= WRITTEN EXERCISE =
Find every line in the records below that contains the word "Active", and copy each such line.
────────────────────────────────────────
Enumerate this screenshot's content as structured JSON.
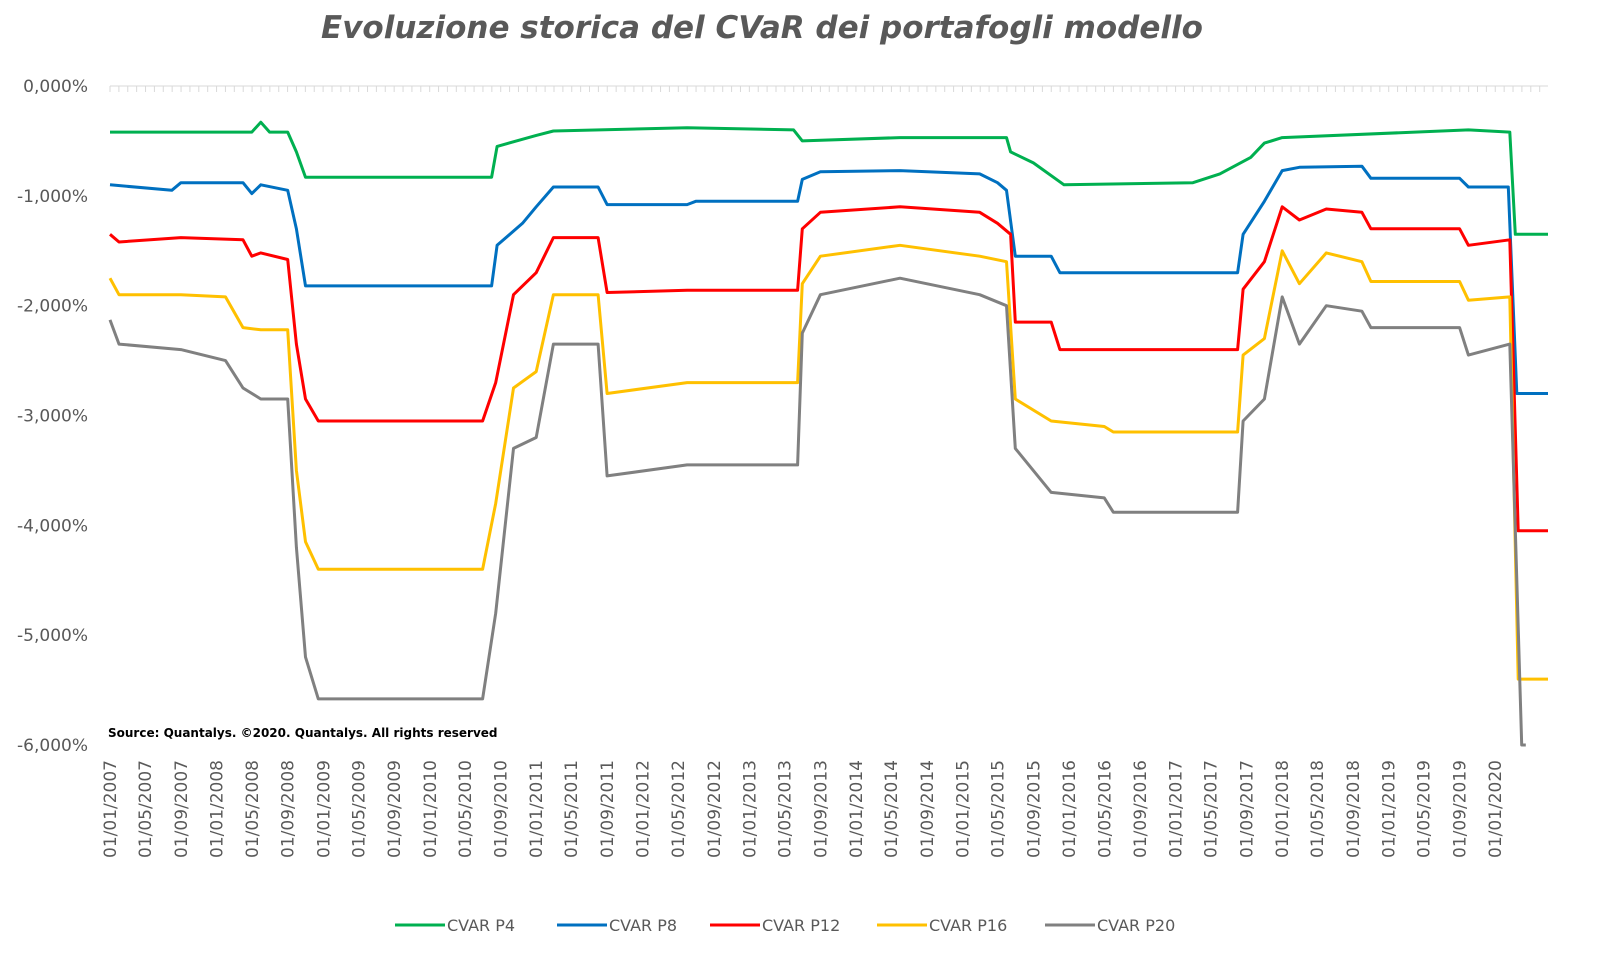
{
  "chart_data": {
    "type": "line",
    "title": "Evoluzione storica del CVaR dei portafogli modello",
    "source": "Source: Quantalys. ©2020. Quantalys. All rights reserved",
    "xlabel": "",
    "ylabel": "",
    "ylim": [
      -6,
      0
    ],
    "xlim": [
      "2007-01-01",
      "2020-06-30"
    ],
    "y_ticks": [
      "0,000%",
      "-1,000%",
      "-2,000%",
      "-3,000%",
      "-4,000%",
      "-5,000%",
      "-6,000%"
    ],
    "x_ticks": [
      "01/01/2007",
      "01/05/2007",
      "01/09/2007",
      "01/01/2008",
      "01/05/2008",
      "01/09/2008",
      "01/01/2009",
      "01/05/2009",
      "01/09/2009",
      "01/01/2010",
      "01/05/2010",
      "01/09/2010",
      "01/01/2011",
      "01/05/2011",
      "01/09/2011",
      "01/01/2012",
      "01/05/2012",
      "01/09/2012",
      "01/01/2013",
      "01/05/2013",
      "01/09/2013",
      "01/01/2014",
      "01/05/2014",
      "01/09/2014",
      "01/01/2015",
      "01/05/2015",
      "01/09/2015",
      "01/01/2016",
      "01/05/2016",
      "01/09/2016",
      "01/01/2017",
      "01/05/2017",
      "01/09/2017",
      "01/01/2018",
      "01/05/2018",
      "01/09/2018",
      "01/01/2019",
      "01/05/2019",
      "01/09/2019",
      "01/01/2020"
    ],
    "legend_position": "bottom",
    "grid": false,
    "series": [
      {
        "name": "CVAR P4",
        "color": "#00b050",
        "points": [
          [
            "2007-01-01",
            -0.42
          ],
          [
            "2008-05-01",
            -0.42
          ],
          [
            "2008-06-01",
            -0.33
          ],
          [
            "2008-07-01",
            -0.42
          ],
          [
            "2008-09-01",
            -0.42
          ],
          [
            "2008-10-01",
            -0.6
          ],
          [
            "2008-11-01",
            -0.83
          ],
          [
            "2010-08-01",
            -0.83
          ],
          [
            "2010-08-20",
            -0.55
          ],
          [
            "2011-01-01",
            -0.45
          ],
          [
            "2011-03-01",
            -0.41
          ],
          [
            "2012-06-01",
            -0.38
          ],
          [
            "2013-06-01",
            -0.4
          ],
          [
            "2013-07-01",
            -0.5
          ],
          [
            "2014-06-01",
            -0.47
          ],
          [
            "2015-06-01",
            -0.47
          ],
          [
            "2015-06-15",
            -0.6
          ],
          [
            "2015-09-01",
            -0.7
          ],
          [
            "2015-12-15",
            -0.9
          ],
          [
            "2017-03-01",
            -0.88
          ],
          [
            "2017-06-01",
            -0.8
          ],
          [
            "2017-09-15",
            -0.65
          ],
          [
            "2017-11-01",
            -0.52
          ],
          [
            "2018-01-01",
            -0.47
          ],
          [
            "2019-10-01",
            -0.4
          ],
          [
            "2020-02-20",
            -0.42
          ],
          [
            "2020-03-10",
            -1.35
          ],
          [
            "2020-06-30",
            -1.35
          ]
        ]
      },
      {
        "name": "CVAR P8",
        "color": "#0070c0",
        "points": [
          [
            "2007-01-01",
            -0.9
          ],
          [
            "2007-08-01",
            -0.95
          ],
          [
            "2007-09-01",
            -0.88
          ],
          [
            "2008-04-01",
            -0.88
          ],
          [
            "2008-05-01",
            -0.98
          ],
          [
            "2008-06-01",
            -0.9
          ],
          [
            "2008-09-01",
            -0.95
          ],
          [
            "2008-10-01",
            -1.3
          ],
          [
            "2008-11-01",
            -1.82
          ],
          [
            "2010-08-01",
            -1.82
          ],
          [
            "2010-08-20",
            -1.45
          ],
          [
            "2010-11-15",
            -1.25
          ],
          [
            "2011-01-01",
            -1.1
          ],
          [
            "2011-03-01",
            -0.92
          ],
          [
            "2011-08-01",
            -0.92
          ],
          [
            "2011-09-01",
            -1.08
          ],
          [
            "2012-06-01",
            -1.08
          ],
          [
            "2012-07-01",
            -1.05
          ],
          [
            "2013-06-15",
            -1.05
          ],
          [
            "2013-07-01",
            -0.85
          ],
          [
            "2013-09-01",
            -0.78
          ],
          [
            "2014-06-01",
            -0.77
          ],
          [
            "2015-03-01",
            -0.8
          ],
          [
            "2015-05-01",
            -0.88
          ],
          [
            "2015-06-01",
            -0.95
          ],
          [
            "2015-07-01",
            -1.55
          ],
          [
            "2015-11-01",
            -1.55
          ],
          [
            "2015-12-01",
            -1.7
          ],
          [
            "2017-08-01",
            -1.7
          ],
          [
            "2017-08-20",
            -1.35
          ],
          [
            "2017-11-01",
            -1.05
          ],
          [
            "2018-01-01",
            -0.77
          ],
          [
            "2018-03-01",
            -0.74
          ],
          [
            "2018-10-01",
            -0.73
          ],
          [
            "2018-11-01",
            -0.84
          ],
          [
            "2019-09-01",
            -0.84
          ],
          [
            "2019-10-01",
            -0.92
          ],
          [
            "2020-02-15",
            -0.92
          ],
          [
            "2020-03-15",
            -2.8
          ],
          [
            "2020-06-30",
            -2.8
          ]
        ]
      },
      {
        "name": "CVAR P12",
        "color": "#ff0000",
        "points": [
          [
            "2007-01-01",
            -1.35
          ],
          [
            "2007-02-01",
            -1.42
          ],
          [
            "2007-09-01",
            -1.38
          ],
          [
            "2008-04-01",
            -1.4
          ],
          [
            "2008-05-01",
            -1.55
          ],
          [
            "2008-06-01",
            -1.52
          ],
          [
            "2008-09-01",
            -1.58
          ],
          [
            "2008-10-01",
            -2.35
          ],
          [
            "2008-11-01",
            -2.85
          ],
          [
            "2008-12-15",
            -3.05
          ],
          [
            "2010-07-01",
            -3.05
          ],
          [
            "2010-08-15",
            -2.7
          ],
          [
            "2010-10-15",
            -1.9
          ],
          [
            "2011-01-01",
            -1.7
          ],
          [
            "2011-03-01",
            -1.38
          ],
          [
            "2011-08-01",
            -1.38
          ],
          [
            "2011-09-01",
            -1.88
          ],
          [
            "2012-06-01",
            -1.86
          ],
          [
            "2013-06-15",
            -1.86
          ],
          [
            "2013-07-01",
            -1.3
          ],
          [
            "2013-09-01",
            -1.15
          ],
          [
            "2014-06-01",
            -1.1
          ],
          [
            "2015-03-01",
            -1.15
          ],
          [
            "2015-05-01",
            -1.25
          ],
          [
            "2015-06-15",
            -1.35
          ],
          [
            "2015-07-01",
            -2.15
          ],
          [
            "2015-11-01",
            -2.15
          ],
          [
            "2015-12-01",
            -2.4
          ],
          [
            "2017-08-01",
            -2.4
          ],
          [
            "2017-08-20",
            -1.85
          ],
          [
            "2017-11-01",
            -1.6
          ],
          [
            "2018-01-01",
            -1.1
          ],
          [
            "2018-03-01",
            -1.22
          ],
          [
            "2018-06-01",
            -1.12
          ],
          [
            "2018-10-01",
            -1.15
          ],
          [
            "2018-11-01",
            -1.3
          ],
          [
            "2019-09-01",
            -1.3
          ],
          [
            "2019-10-01",
            -1.45
          ],
          [
            "2020-02-20",
            -1.4
          ],
          [
            "2020-03-20",
            -4.05
          ],
          [
            "2020-06-30",
            -4.05
          ]
        ]
      },
      {
        "name": "CVAR P16",
        "color": "#ffc000",
        "points": [
          [
            "2007-01-01",
            -1.75
          ],
          [
            "2007-02-01",
            -1.9
          ],
          [
            "2007-09-01",
            -1.9
          ],
          [
            "2008-02-01",
            -1.92
          ],
          [
            "2008-04-01",
            -2.2
          ],
          [
            "2008-06-01",
            -2.22
          ],
          [
            "2008-09-01",
            -2.22
          ],
          [
            "2008-10-01",
            -3.5
          ],
          [
            "2008-11-01",
            -4.15
          ],
          [
            "2008-12-15",
            -4.4
          ],
          [
            "2010-07-01",
            -4.4
          ],
          [
            "2010-08-15",
            -3.8
          ],
          [
            "2010-10-15",
            -2.75
          ],
          [
            "2011-01-01",
            -2.6
          ],
          [
            "2011-03-01",
            -1.9
          ],
          [
            "2011-08-01",
            -1.9
          ],
          [
            "2011-09-01",
            -2.8
          ],
          [
            "2012-06-01",
            -2.7
          ],
          [
            "2013-06-15",
            -2.7
          ],
          [
            "2013-07-01",
            -1.8
          ],
          [
            "2013-09-01",
            -1.55
          ],
          [
            "2014-06-01",
            -1.45
          ],
          [
            "2015-03-01",
            -1.55
          ],
          [
            "2015-06-01",
            -1.6
          ],
          [
            "2015-07-01",
            -2.85
          ],
          [
            "2015-11-01",
            -3.05
          ],
          [
            "2016-05-01",
            -3.1
          ],
          [
            "2016-06-01",
            -3.15
          ],
          [
            "2017-08-01",
            -3.15
          ],
          [
            "2017-08-20",
            -2.45
          ],
          [
            "2017-11-01",
            -2.3
          ],
          [
            "2018-01-01",
            -1.5
          ],
          [
            "2018-03-01",
            -1.8
          ],
          [
            "2018-06-01",
            -1.52
          ],
          [
            "2018-10-01",
            -1.6
          ],
          [
            "2018-11-01",
            -1.78
          ],
          [
            "2019-09-01",
            -1.78
          ],
          [
            "2019-10-01",
            -1.95
          ],
          [
            "2020-02-20",
            -1.92
          ],
          [
            "2020-03-20",
            -5.4
          ],
          [
            "2020-06-30",
            -5.4
          ]
        ]
      },
      {
        "name": "CVAR P20",
        "color": "#808080",
        "points": [
          [
            "2007-01-01",
            -2.13
          ],
          [
            "2007-02-01",
            -2.35
          ],
          [
            "2007-09-01",
            -2.4
          ],
          [
            "2008-02-01",
            -2.5
          ],
          [
            "2008-04-01",
            -2.75
          ],
          [
            "2008-06-01",
            -2.85
          ],
          [
            "2008-09-01",
            -2.85
          ],
          [
            "2008-10-01",
            -4.2
          ],
          [
            "2008-11-01",
            -5.2
          ],
          [
            "2008-12-15",
            -5.58
          ],
          [
            "2010-07-01",
            -5.58
          ],
          [
            "2010-08-15",
            -4.8
          ],
          [
            "2010-10-15",
            -3.3
          ],
          [
            "2011-01-01",
            -3.2
          ],
          [
            "2011-03-01",
            -2.35
          ],
          [
            "2011-08-01",
            -2.35
          ],
          [
            "2011-09-01",
            -3.55
          ],
          [
            "2012-06-01",
            -3.45
          ],
          [
            "2013-06-15",
            -3.45
          ],
          [
            "2013-07-01",
            -2.25
          ],
          [
            "2013-09-01",
            -1.9
          ],
          [
            "2014-06-01",
            -1.75
          ],
          [
            "2015-03-01",
            -1.9
          ],
          [
            "2015-06-01",
            -2.0
          ],
          [
            "2015-07-01",
            -3.3
          ],
          [
            "2015-11-01",
            -3.7
          ],
          [
            "2016-05-01",
            -3.75
          ],
          [
            "2016-06-01",
            -3.88
          ],
          [
            "2017-08-01",
            -3.88
          ],
          [
            "2017-08-20",
            -3.05
          ],
          [
            "2017-11-01",
            -2.85
          ],
          [
            "2018-01-01",
            -1.92
          ],
          [
            "2018-03-01",
            -2.35
          ],
          [
            "2018-06-01",
            -2.0
          ],
          [
            "2018-10-01",
            -2.05
          ],
          [
            "2018-11-01",
            -2.2
          ],
          [
            "2019-09-01",
            -2.2
          ],
          [
            "2019-10-01",
            -2.45
          ],
          [
            "2020-02-20",
            -2.35
          ],
          [
            "2020-04-01",
            -6.0
          ],
          [
            "2020-04-15",
            -6.0
          ]
        ]
      }
    ]
  }
}
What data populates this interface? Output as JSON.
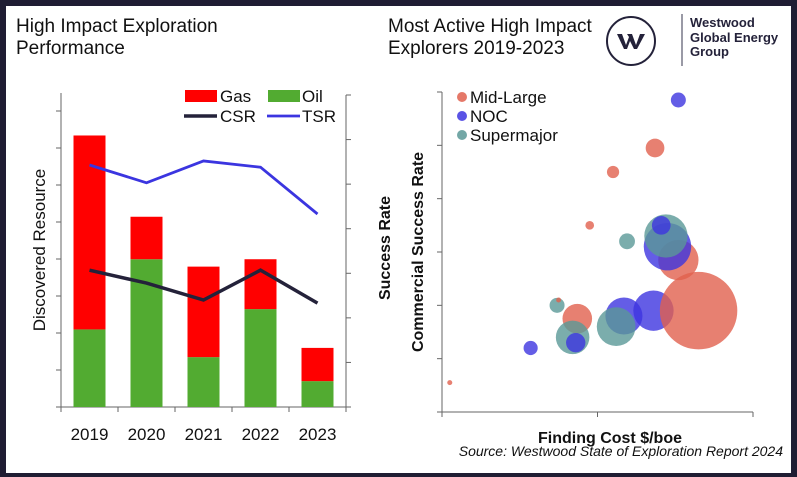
{
  "window": {
    "titles": {
      "left": "High Impact Exploration Performance",
      "right": "Most Active High Impact Explorers 2019-2023"
    },
    "logo": {
      "mark": "W",
      "lines": [
        "Westwood",
        "Global Energy",
        "Group"
      ]
    },
    "source": "Source: Westwood State of Exploration Report 2024"
  },
  "colors": {
    "gas": "#ff0000",
    "oil": "#52ab31",
    "csr": "#24223a",
    "tsr": "#3b35e0",
    "mid_large": "#e1604d",
    "noc": "#3d35e0",
    "supermajor": "#5a9897",
    "axis": "#666666",
    "background": "#1f1d33"
  },
  "chart_data": [
    {
      "type": "bar",
      "stacked": true,
      "title": "High Impact Exploration Performance",
      "xlabel": "",
      "ylabel": "Discovered Resource",
      "y2label": "",
      "categories": [
        "2019",
        "2020",
        "2021",
        "2022",
        "2023"
      ],
      "series": [
        {
          "name": "Oil",
          "kind": "bar",
          "axis": "left",
          "values": [
            2.1,
            4.0,
            1.35,
            2.65,
            0.7
          ]
        },
        {
          "name": "Gas",
          "kind": "bar",
          "axis": "left",
          "values": [
            5.25,
            1.15,
            2.45,
            1.35,
            0.9
          ]
        },
        {
          "name": "CSR",
          "kind": "line",
          "axis": "right",
          "values": [
            3.07,
            2.78,
            2.4,
            3.07,
            2.33
          ]
        },
        {
          "name": "TSR",
          "kind": "line",
          "axis": "right",
          "values": [
            5.43,
            5.03,
            5.52,
            5.38,
            4.33
          ]
        }
      ],
      "ylim": [
        0,
        8.5
      ],
      "y2lim": [
        0,
        7
      ],
      "yticks_count": 9,
      "y2ticks_count": 8,
      "tick_labels_shown": false,
      "legend": {
        "position": "top-right",
        "entries": [
          "Gas",
          "Oil",
          "CSR",
          "TSR"
        ]
      },
      "grid": false
    },
    {
      "type": "scatter",
      "bubble": true,
      "title": "Most Active High Impact Explorers 2019-2023",
      "xlabel": "Finding Cost $/boe",
      "ylabel": "Commercial Success Rate",
      "ylabel_outer": "Success Rate",
      "xlim": [
        0,
        2
      ],
      "ylim": [
        0,
        6
      ],
      "tick_labels_shown": false,
      "grid": false,
      "legend": {
        "position": "top-left",
        "entries": [
          "Mid-Large",
          "NOC",
          "Supermajor"
        ]
      },
      "points": [
        {
          "group": "Mid-Large",
          "x": 0.05,
          "y": 0.55,
          "size": 1
        },
        {
          "group": "NOC",
          "x": 0.57,
          "y": 1.2,
          "size": 8
        },
        {
          "group": "Supermajor",
          "x": 0.74,
          "y": 2.0,
          "size": 9
        },
        {
          "group": "Mid-Large",
          "x": 0.75,
          "y": 2.1,
          "size": 1
        },
        {
          "group": "Mid-Large",
          "x": 0.87,
          "y": 1.75,
          "size": 35
        },
        {
          "group": "Supermajor",
          "x": 0.84,
          "y": 1.4,
          "size": 45
        },
        {
          "group": "NOC",
          "x": 0.86,
          "y": 1.3,
          "size": 15
        },
        {
          "group": "NOC",
          "x": 1.17,
          "y": 1.8,
          "size": 55
        },
        {
          "group": "Supermajor",
          "x": 1.12,
          "y": 1.6,
          "size": 60
        },
        {
          "group": "NOC",
          "x": 1.36,
          "y": 1.9,
          "size": 65
        },
        {
          "group": "Mid-Large",
          "x": 1.65,
          "y": 1.9,
          "size": 240
        },
        {
          "group": "Mid-Large",
          "x": 1.52,
          "y": 2.85,
          "size": 65
        },
        {
          "group": "NOC",
          "x": 1.45,
          "y": 3.1,
          "size": 90
        },
        {
          "group": "Supermajor",
          "x": 1.44,
          "y": 3.3,
          "size": 75
        },
        {
          "group": "NOC",
          "x": 1.41,
          "y": 3.5,
          "size": 14
        },
        {
          "group": "Supermajor",
          "x": 1.19,
          "y": 3.2,
          "size": 10
        },
        {
          "group": "Mid-Large",
          "x": 0.95,
          "y": 3.5,
          "size": 3
        },
        {
          "group": "Mid-Large",
          "x": 1.1,
          "y": 4.5,
          "size": 6
        },
        {
          "group": "Mid-Large",
          "x": 1.37,
          "y": 4.95,
          "size": 14
        },
        {
          "group": "NOC",
          "x": 1.52,
          "y": 5.85,
          "size": 9
        }
      ]
    }
  ]
}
────────────────────────────────────────
= RESULT FOR THIS TASK =
      "right": "Most Active High Impact Explorers 2019-2023"
      "title": "Most Active High Impact Explorers 2019-2023",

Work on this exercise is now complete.